_SHORT PROBLEM_
Drop the images; return everything else in the listing below exactly.

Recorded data
-- START --

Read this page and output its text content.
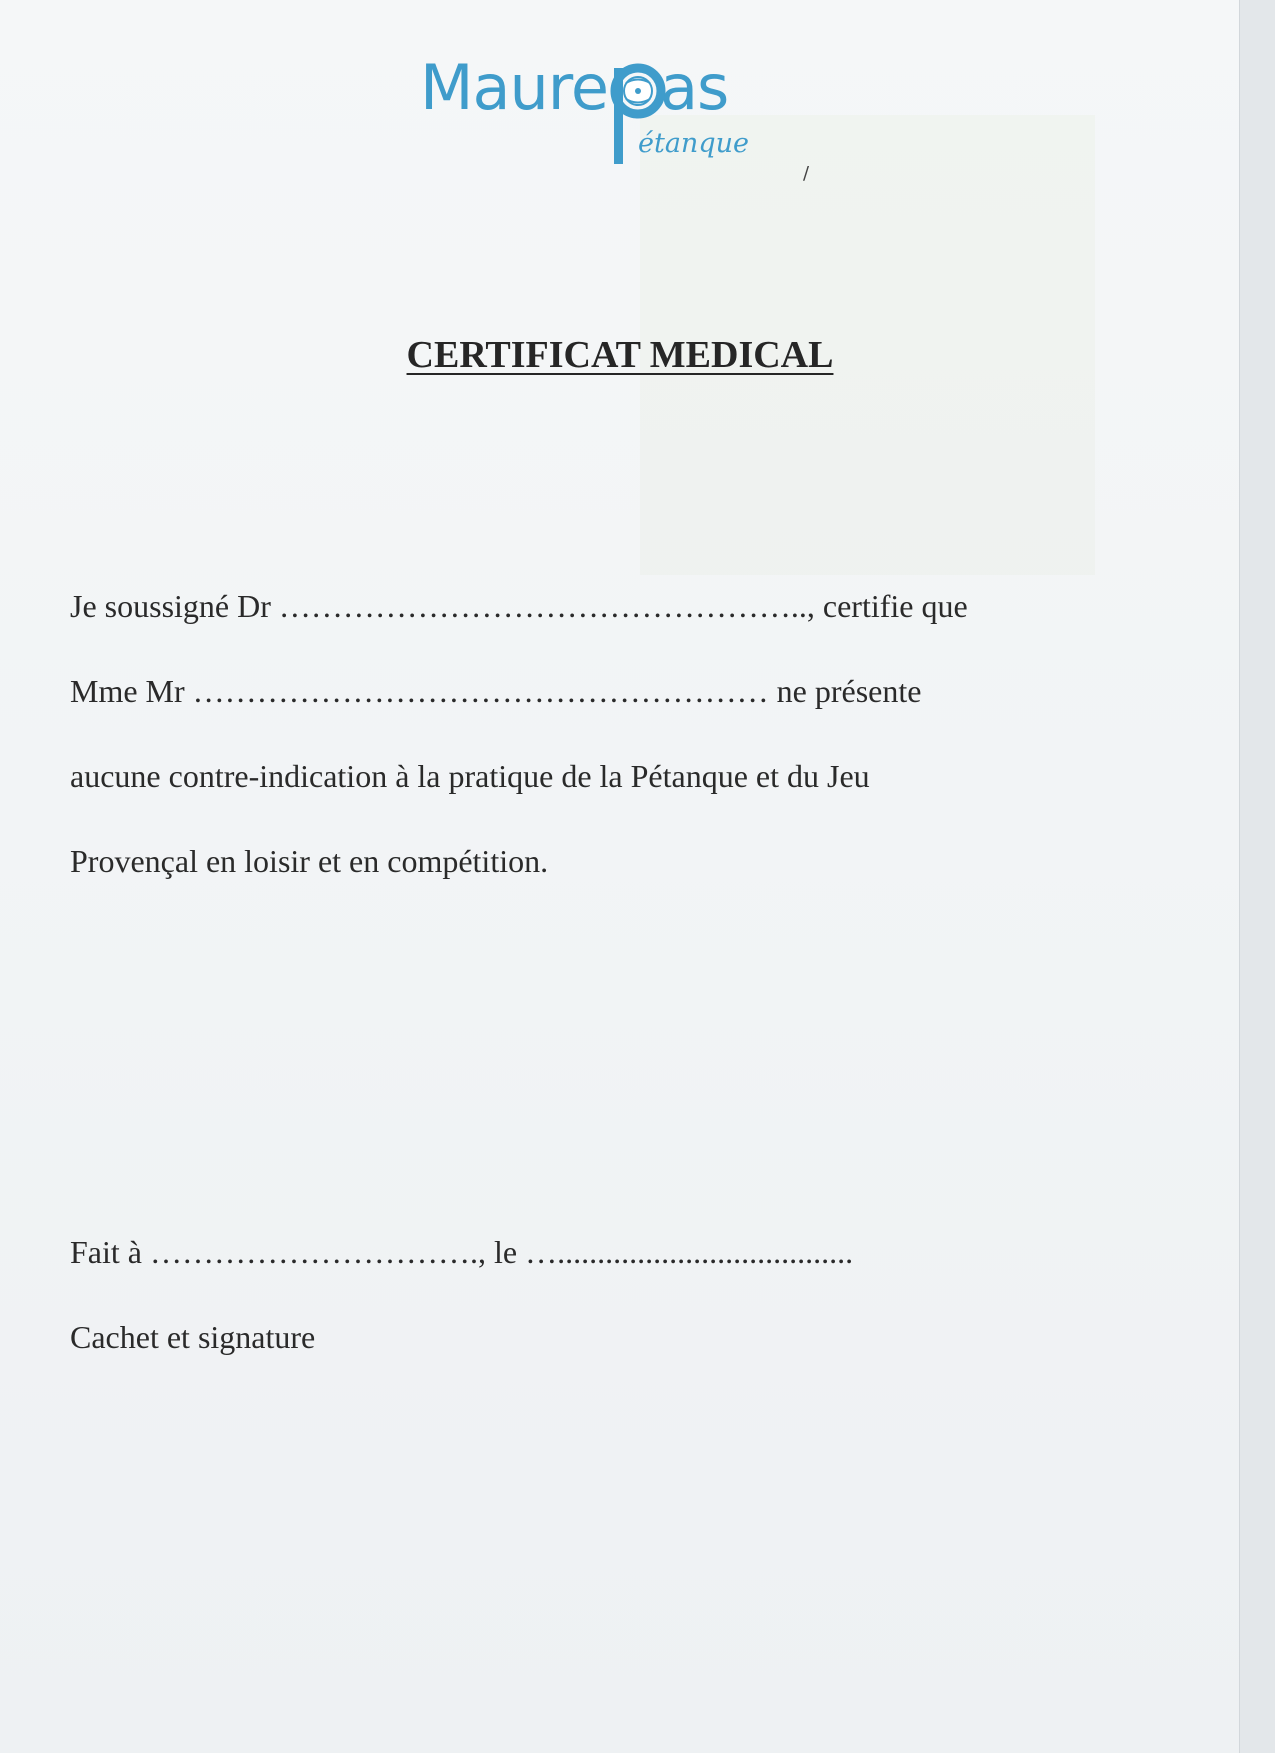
Maure as
étanque
/
CERTIFICAT MEDICAL
Je soussigné Dr ………………………………………….., certifie que
Mme Mr ……………………………………………… ne présente
aucune contre-indication à la pratique de la Pétanque et du Jeu
Provençal en loisir et en compétition.
Fait à …………………………., le ….....................................
Cachet et signature
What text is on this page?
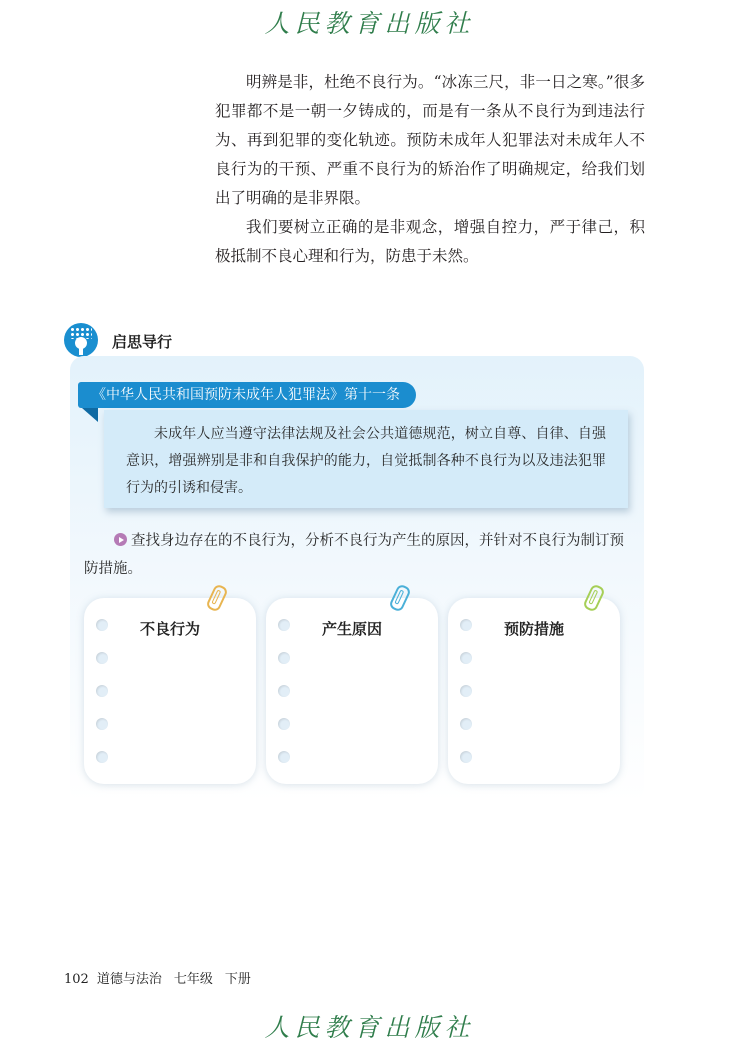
人民教育出版社

明辨是非，杜绝不良行为。“冰冻三尺，非一日之寒。”很多犯罪都不是一朝一夕铸成的，而是有一条从不良行为到违法行为、再到犯罪的变化轨迹。预防未成年人犯罪法对未成年人不良行为的干预、严重不良行为的矫治作了明确规定，给我们划出了明确的是非界限。

我们要树立正确的是非观念，增强自控力，严于律己，积极抵制不良心理和行为，防患于未然。

启思导行
《中华人民共和国预防未成年人犯罪法》第十一条

未成年人应当遵守法律法规及社会公共道德规范，树立自尊、自律、自强意识，增强辨别是非和自我保护的能力，自觉抵制各种不良行为以及违法犯罪行为的引诱和侵害。

查找身边存在的不良行为，分析不良行为产生的原因，并针对不良行为制订预防措施。
不良行为	产生原因	预防措施
102 道德与法治 七年级 下册
人民教育出版社
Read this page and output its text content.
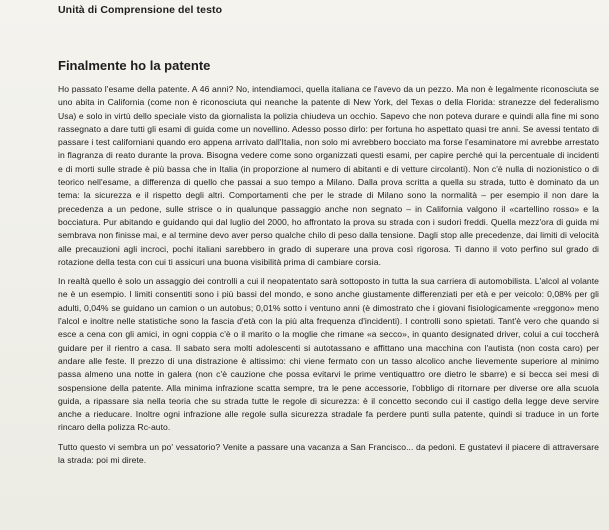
Unità di Comprensione del testo
Finalmente ho la patente

Ho passato l'esame della patente. A 46 anni? No, intendiamoci, quella italiana ce l'avevo da un pezzo. Ma non è legalmente riconosciuta se uno abita in California (come non è riconosciuta qui neanche la patente di New York, del Texas o della Florida: stranezze del federalismo Usa) e solo in virtù dello speciale visto da giornalista la polizia chiudeva un occhio. Sapevo che non poteva durare e quindi alla fine mi sono rassegnato a dare tutti gli esami di guida come un novellino. Adesso posso dirlo: per fortuna ho aspettato quasi tre anni. Se avessi tentato di passare i test californiani quando ero appena arrivato dall'Italia, non solo mi avrebbero bocciato ma forse l'esaminatore mi avrebbe arrestato in flagranza di reato durante la prova. Bisogna vedere come sono organizzati questi esami, per capire perché qui la percentuale di incidenti e di morti sulle strade è più bassa che in Italia (in proporzione al numero di abitanti e di vetture circolanti). Non c'è nulla di nozionistico o di teorico nell'esame, a differenza di quello che passai a suo tempo a Milano. Dalla prova scritta a quella su strada, tutto è dominato da un tema: la sicurezza e il rispetto degli altri. Comportamenti che per le strade di Milano sono la normalità – per esempio il non dare la precedenza a un pedone, sulle strisce o in qualunque passaggio anche non segnato – in California valgono il «cartellino rosso» e la bocciatura. Pur abitando e guidando qui dal luglio del 2000, ho affrontato la prova su strada con i sudori freddi. Quella mezz'ora di guida mi sembrava non finisse mai, e al termine devo aver perso qualche chilo di peso dalla tensione. Dagli stop alle precedenze, dai limiti di velocità alle precauzioni agli incroci, pochi italiani sarebbero in grado di superare una prova così rigorosa. Ti danno il voto perfino sul grado di rotazione della testa con cui ti assicuri una buona visibilità prima di cambiare corsia.

In realtà quello è solo un assaggio dei controlli a cui il neopatentato sarà sottoposto in tutta la sua carriera di automobilista. L'alcol al volante ne è un esempio. I limiti consentiti sono i più bassi del mondo, e sono anche giustamente differenziati per età e per veicolo: 0,08% per gli adulti, 0,04% se guidano un camion o un autobus; 0,01% sotto i ventuno anni (è dimostrato che i giovani fisiologicamente «reggono» meno l'alcol e inoltre nelle statistiche sono la fascia d'età con la più alta frequenza d'incidenti). I controlli sono spietati. Tant'è vero che quando si esce a cena con gli amici, in ogni coppia c'è o il marito o la moglie che rimane «a secco», in quanto designated driver, colui a cui toccherà guidare per il rientro a casa. Il sabato sera molti adolescenti si autotassano e affittano una macchina con l'autista (non costa caro) per andare alle feste. Il prezzo di una distrazione è altissimo: chi viene fermato con un tasso alcolico anche lievemente superiore al minimo passa almeno una notte in galera (non c'è cauzione che possa evitarvi le prime ventiquattro ore dietro le sbarre) e si becca sei mesi di sospensione della patente. Alla minima infrazione scatta sempre, tra le pene accessorie, l'obbligo di ritornare per diverse ore alla scuola guida, a ripassare sia nella teoria che su strada tutte le regole di sicurezza: è il concetto secondo cui il castigo della legge deve servire anche a rieducare. Inoltre ogni infrazione alle regole sulla sicurezza stradale fa perdere punti sulla patente, quindi si traduce in un forte rincaro della polizza Rc-auto.

Tutto questo vi sembra un po' vessatorio? Venite a passare una vacanza a San Francisco... da pedoni. E gustatevi il piacere di attraversare la strada: poi mi direte.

-- END --

_SOLUTION TO THIS EXERCISE_
Read this page and output its text content.
Maure as
étanque
/
CERTIFICAT MEDICAL
Je soussigné Dr ………………………………………….., certifie que
Mme Mr ……………………………………………… ne présente
aucune contre-indication à la pratique de la Pétanque et du Jeu
Provençal en loisir et en compétition.
Fait à …………………………., le ….....................................
Cachet et signature
What text is on this page?
人民教育出版社

明辨是非，杜绝不良行为。“冰冻三尺，非一日之寒。”很多犯罪都不是一朝一夕铸成的，而是有一条从不良行为到违法行为、再到犯罪的变化轨迹。预防未成年人犯罪法对未成年人不良行为的干预、严重不良行为的矫治作了明确规定，给我们划出了明确的是非界限。

我们要树立正确的是非观念，增强自控力，严于律己，积极抵制不良心理和行为，防患于未然。

启思导行
《中华人民共和国预防未成年人犯罪法》第十一条

未成年人应当遵守法律法规及社会公共道德规范，树立自尊、自律、自强意识，增强辨别是非和自我保护的能力，自觉抵制各种不良行为以及违法犯罪行为的引诱和侵害。

查找身边存在的不良行为，分析不良行为产生的原因，并针对不良行为制订预防措施。
不良行为	产生原因	预防措施
102 道德与法治 七年级 下册
人民教育出版社
Read this page and output its text content.
Unità di Comprensione del testo
Finalmente ho la patente

Ho passato l'esame della patente. A 46 anni? No, intendiamoci, quella italiana ce l'avevo da un pezzo. Ma non è legalmente riconosciuta se uno abita in California (come non è riconosciuta qui neanche la patente di New York, del Texas o della Florida: stranezze del federalismo Usa) e solo in virtù dello speciale visto da giornalista la polizia chiudeva un occhio. Sapevo che non poteva durare e quindi alla fine mi sono rassegnato a dare tutti gli esami di guida come un novellino. Adesso posso dirlo: per fortuna ho aspettato quasi tre anni. Se avessi tentato di passare i test californiani quando ero appena arrivato dall'Italia, non solo mi avrebbero bocciato ma forse l'esaminatore mi avrebbe arrestato in flagranza di reato durante la prova. Bisogna vedere come sono organizzati questi esami, per capire perché qui la percentuale di incidenti e di morti sulle strade è più bassa che in Italia (in proporzione al numero di abitanti e di vetture circolanti). Non c'è nulla di nozionistico o di teorico nell'esame, a differenza di quello che passai a suo tempo a Milano. Dalla prova scritta a quella su strada, tutto è dominato da un tema: la sicurezza e il rispetto degli altri. Comportamenti che per le strade di Milano sono la normalità – per esempio il non dare la precedenza a un pedone, sulle strisce o in qualunque passaggio anche non segnato – in California valgono il «cartellino rosso» e la bocciatura. Pur abitando e guidando qui dal luglio del 2000, ho affrontato la prova su strada con i sudori freddi. Quella mezz'ora di guida mi sembrava non finisse mai, e al termine devo aver perso qualche chilo di peso dalla tensione. Dagli stop alle precedenze, dai limiti di velocità alle precauzioni agli incroci, pochi italiani sarebbero in grado di superare una prova così rigorosa. Ti danno il voto perfino sul grado di rotazione della testa con cui ti assicuri una buona visibilità prima di cambiare corsia.

In realtà quello è solo un assaggio dei controlli a cui il neopatentato sarà sottoposto in tutta la sua carriera di automobilista. L'alcol al volante ne è un esempio. I limiti consentiti sono i più bassi del mondo, e sono anche giustamente differenziati per età e per veicolo: 0,08% per gli adulti, 0,04% se guidano un camion o un autobus; 0,01% sotto i ventuno anni (è dimostrato che i giovani fisiologicamente «reggono» meno l'alcol e inoltre nelle statistiche sono la fascia d'età con la più alta frequenza d'incidenti). I controlli sono spietati. Tant'è vero che quando si esce a cena con gli amici, in ogni coppia c'è o il marito o la moglie che rimane «a secco», in quanto designated driver, colui a cui toccherà guidare per il rientro a casa. Il sabato sera molti adolescenti si autotassano e affittano una macchina con l'autista (non costa caro) per andare alle feste. Il prezzo di una distrazione è altissimo: chi viene fermato con un tasso alcolico anche lievemente superiore al minimo passa almeno una notte in galera (non c'è cauzione che possa evitarvi le prime ventiquattro ore dietro le sbarre) e si becca sei mesi di sospensione della patente. Alla minima infrazione scatta sempre, tra le pene accessorie, l'obbligo di ritornare per diverse ore alla scuola guida, a ripassare sia nella teoria che su strada tutte le regole di sicurezza: è il concetto secondo cui il castigo della legge deve servire anche a rieducare. Inoltre ogni infrazione alle regole sulla sicurezza stradale fa perdere punti sulla patente, quindi si traduce in un forte rincaro della polizza Rc-auto.

Tutto questo vi sembra un po' vessatorio? Venite a passare una vacanza a San Francisco... da pedoni. E gustatevi il piacere di attraversare la strada: poi mi direte.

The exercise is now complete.